TUGAS YANG DIKERJAKAN.
1. Sebutkan setiap kategori tersangka pejabat BUMN yang dicatat dalam artikel tentang korupsi di BUMN, lengkap dengan jumlah tersangka pada tiap kategori.
2. Teruskan artikel tentang korupsi di BUMN, dimulai tepat setelah kalimat penutupnya.

BACAAN YANG DISEDIAKAN.
Data ICW ada 212 Kasus Korupsi di Tubuh BUMN, Negara Rugi Rp64 Triliun

Ilustrasi logo Indonesia Corruption Watch. Dok. ICW.
EmitenNews.com - Terdapat 212 kasus korupsi di lingkungan Badan Usaha Milik Negara (BUMN) pada 2016 hingga 2023. Catatan Indonesia Corruption Watch (ICW) menunjukkan, dari 212 kasus yang sudah ditindak aparat penegak hukum, negara merugi setidaknya sekitar Rp64 triliun.
Dalam keterangan tertulisnya yang dikutip Sabtu (10/5/2025), ICW menyebutkan, dari ratusan kasus itu, terdapat 349 pejabat BUMN yang ditetapkan sebagai tersangka kasus korupsi. Secara lebih spesifik, ada 84 tersangka yang dapat dikategorikan sebagai direktur, 124 tersangka sebagai pimpinan menengah (middle management), dan 129 tersangka yang dapat dikategorikan pegawai/karyawan.
Masih menurut ICW, hampir semua kasus korupsi di lingkungan BUMN berhasil terungkap berkat keberadaan Pasal 2 ayat (1) dan Pasal 3 Undang-Undang 31 Tahun 1999 tentang Pemberantasan Tindak Pidana Korupsi. Salah satu unsur pembuktian dari dua pasal tersebut adalah adanya kalkulasi kerugian keuangan negara untuk mengidentifikasi keberadaan peristiwa korupsi.
"Pascarevisi UU BUMN, kerugian keuangan yang muncul dari BUMN tidak lagi dianggap sebagai kerugian keuangan negara. Dengan demikian, akan semakin sulit ke depan bagi aparat penegak hukum untuk dapat menindaklanjuti dugaan-dugaan korupsi yang terjadi di BUMN," tulis ICW.
Kerentanan terhadap kasus korupsi di lingkungan BUMN semakin diperparah dengan masih tertinggalnya pencegahan dan pemberantasan korupsi di sektor korporasi atau swasta.

BAHAN HASIL EKSTRAKSI.
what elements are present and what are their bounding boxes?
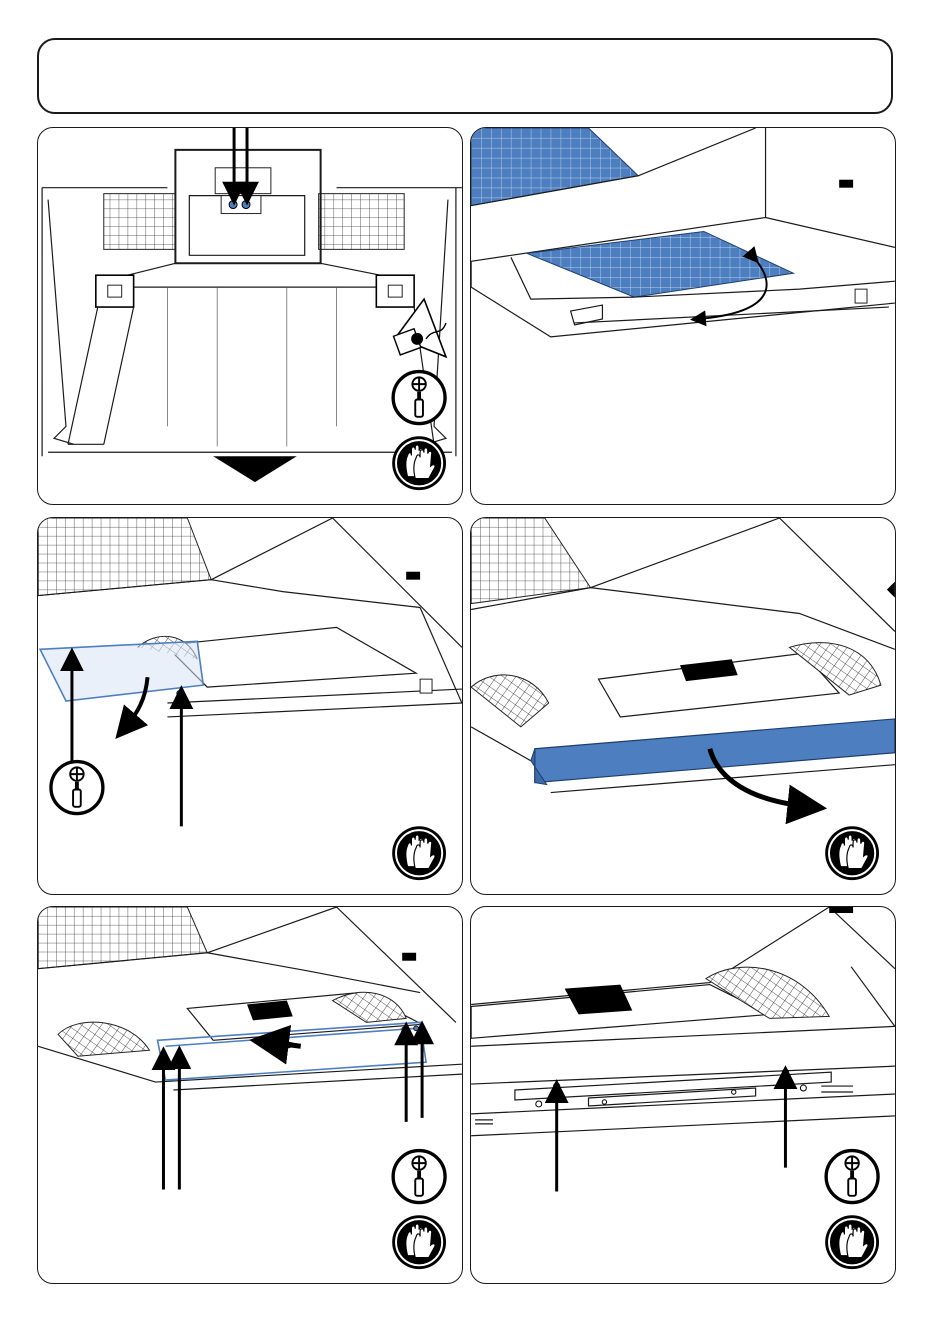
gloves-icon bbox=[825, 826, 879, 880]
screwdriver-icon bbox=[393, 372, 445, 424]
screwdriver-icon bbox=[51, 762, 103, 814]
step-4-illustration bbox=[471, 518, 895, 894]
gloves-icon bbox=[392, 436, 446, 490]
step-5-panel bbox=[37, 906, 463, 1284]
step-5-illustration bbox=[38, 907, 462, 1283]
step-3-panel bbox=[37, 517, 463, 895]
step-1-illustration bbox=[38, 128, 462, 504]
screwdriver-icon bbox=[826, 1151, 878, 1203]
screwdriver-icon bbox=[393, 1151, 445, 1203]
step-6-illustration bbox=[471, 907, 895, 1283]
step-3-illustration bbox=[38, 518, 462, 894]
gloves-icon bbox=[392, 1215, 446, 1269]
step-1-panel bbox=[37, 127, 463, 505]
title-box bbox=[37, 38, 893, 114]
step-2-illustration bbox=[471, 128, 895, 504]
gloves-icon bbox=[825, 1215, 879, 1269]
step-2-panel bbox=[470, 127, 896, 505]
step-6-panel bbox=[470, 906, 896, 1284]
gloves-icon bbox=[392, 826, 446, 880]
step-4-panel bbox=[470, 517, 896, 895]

---

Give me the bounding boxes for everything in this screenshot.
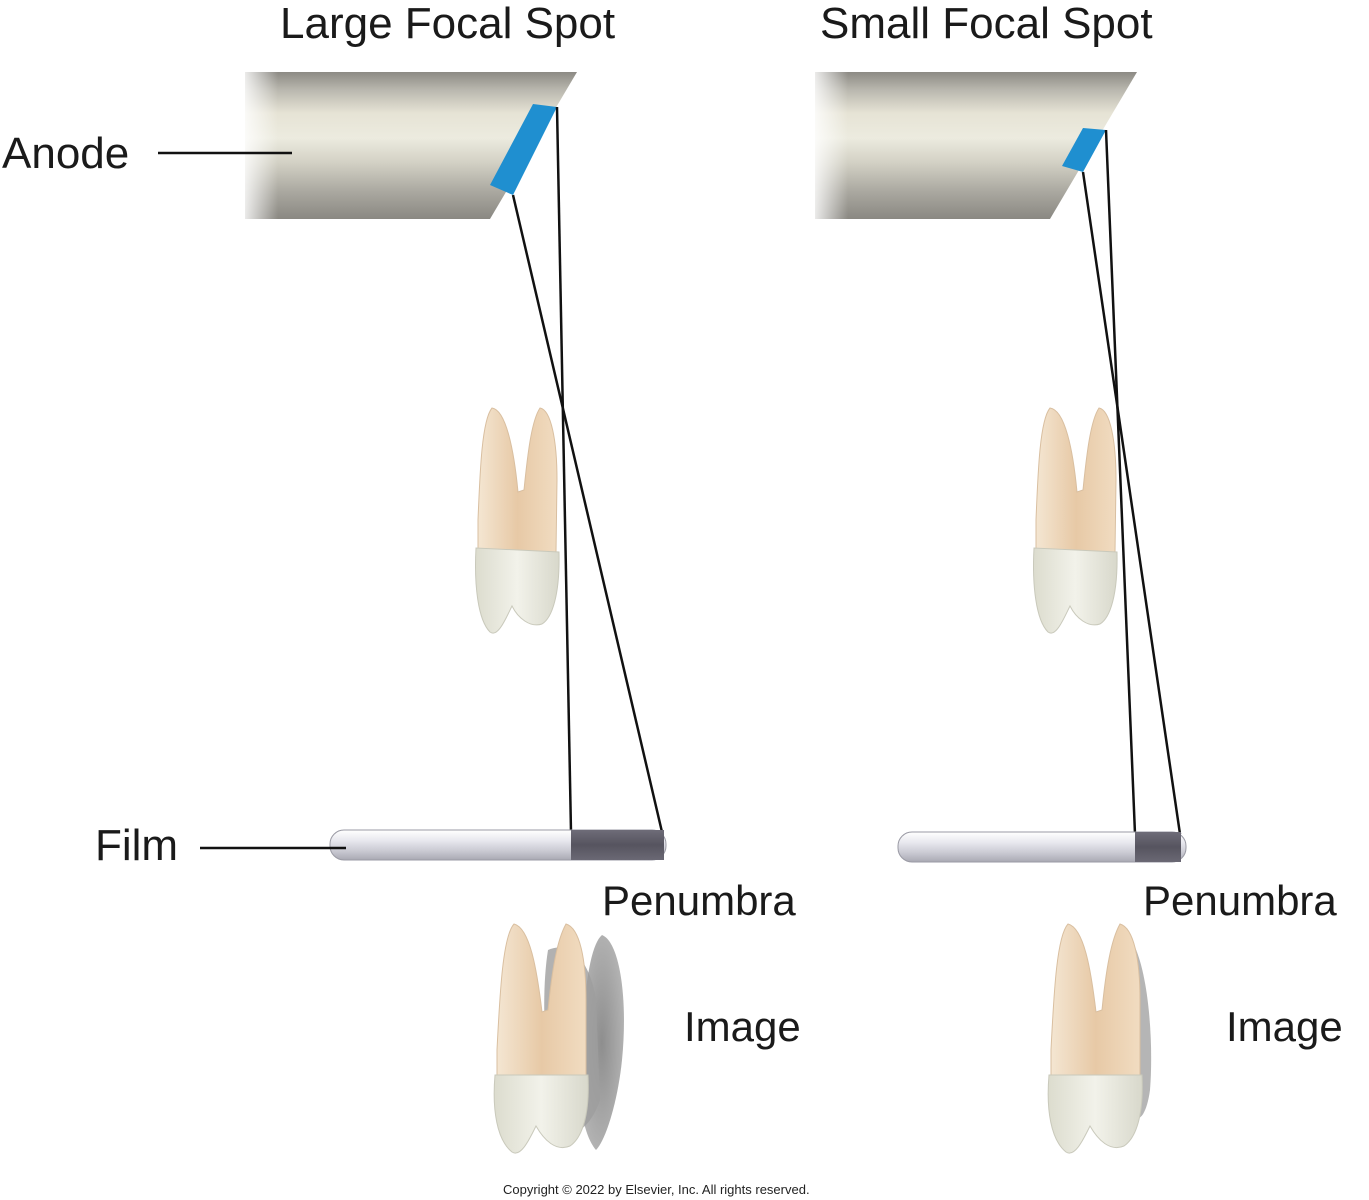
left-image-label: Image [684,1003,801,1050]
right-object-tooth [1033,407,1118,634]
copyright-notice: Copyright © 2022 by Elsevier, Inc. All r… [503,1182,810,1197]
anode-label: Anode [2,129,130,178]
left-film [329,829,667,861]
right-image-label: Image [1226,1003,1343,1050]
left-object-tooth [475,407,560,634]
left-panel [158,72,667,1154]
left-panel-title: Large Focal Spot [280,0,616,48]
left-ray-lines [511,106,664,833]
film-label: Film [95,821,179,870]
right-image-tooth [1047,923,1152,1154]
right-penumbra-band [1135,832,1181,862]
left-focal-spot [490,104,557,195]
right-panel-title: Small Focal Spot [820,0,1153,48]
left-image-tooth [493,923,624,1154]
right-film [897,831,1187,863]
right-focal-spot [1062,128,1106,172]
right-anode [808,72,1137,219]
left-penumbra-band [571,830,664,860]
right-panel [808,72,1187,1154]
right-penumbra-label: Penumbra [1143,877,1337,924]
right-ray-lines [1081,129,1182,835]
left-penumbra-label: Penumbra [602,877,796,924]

==

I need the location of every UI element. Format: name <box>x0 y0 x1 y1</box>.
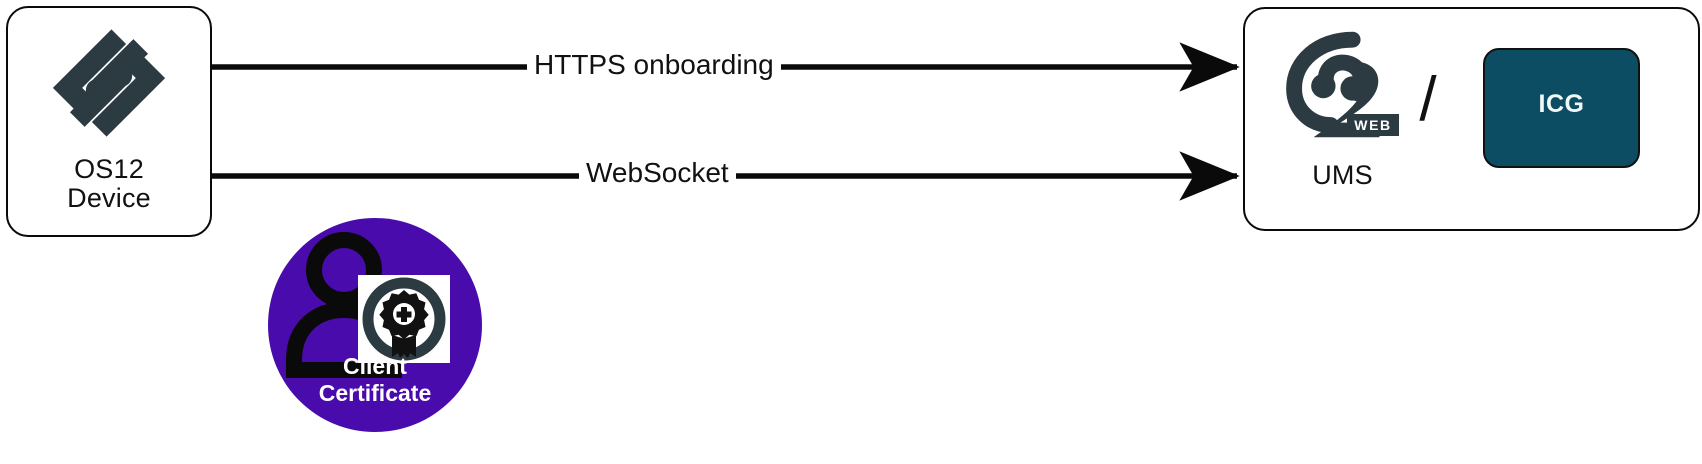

KUNCI JAWABAN LATIHAN.
1.
- Direktur: 84 tersangka
- Pimpinan menengah (middle management): 124 tersangka
- Pegawai/karyawan: 129 tersangka

2.
Beberapa di antaranya yang tertinggal adalah terkait suap yang melibatkan pihak asing (foreign bribery); memperkaya diri secara tidak sah (illicit enrichment); perdagangan pengaruh (trading in influence); dan suap di sektor swasta (bribery in the private sector).
"Dengan logika UU BUMN baru yang tampaknya hendak menempatkan BUMN sebagai sebuah korporasi murni, apabila tidak disusul dengan pembentukan paket regulasi yang secara progresif dapat membendung keberadaan korupsi di sektor swasta seperti di atas, memberantas korupsi di tubuh BUMN hanya akan menjadi angan-angan semata," tulis ICW.
Seperti diberitakan, Komisi Pemberantasan Korupsi (KPK) terancam tidak lagi memiliki wewenang untuk menangkap dan memproses hukum direksi BUMN setelah Undang-Undang Nomor 1 Tahun 2025 tentang BUMN berlaku pada 24 Februari 2025.
Dalam UU BUMN yang baru, terdapat dua pasal penting yang menjadi tantangan bagi KPK, yaitu Pasal 3X Ayat (1) yang berbunyi "Organ dan pegawai Badan bukan merupakan penyelenggara negara".
Lalu, Pasal 9G yang berbunyi "Anggota Direksi, Dewan Komisaris, dan Dewan Pengawas BUMN bukan merupakan penyelenggara negara".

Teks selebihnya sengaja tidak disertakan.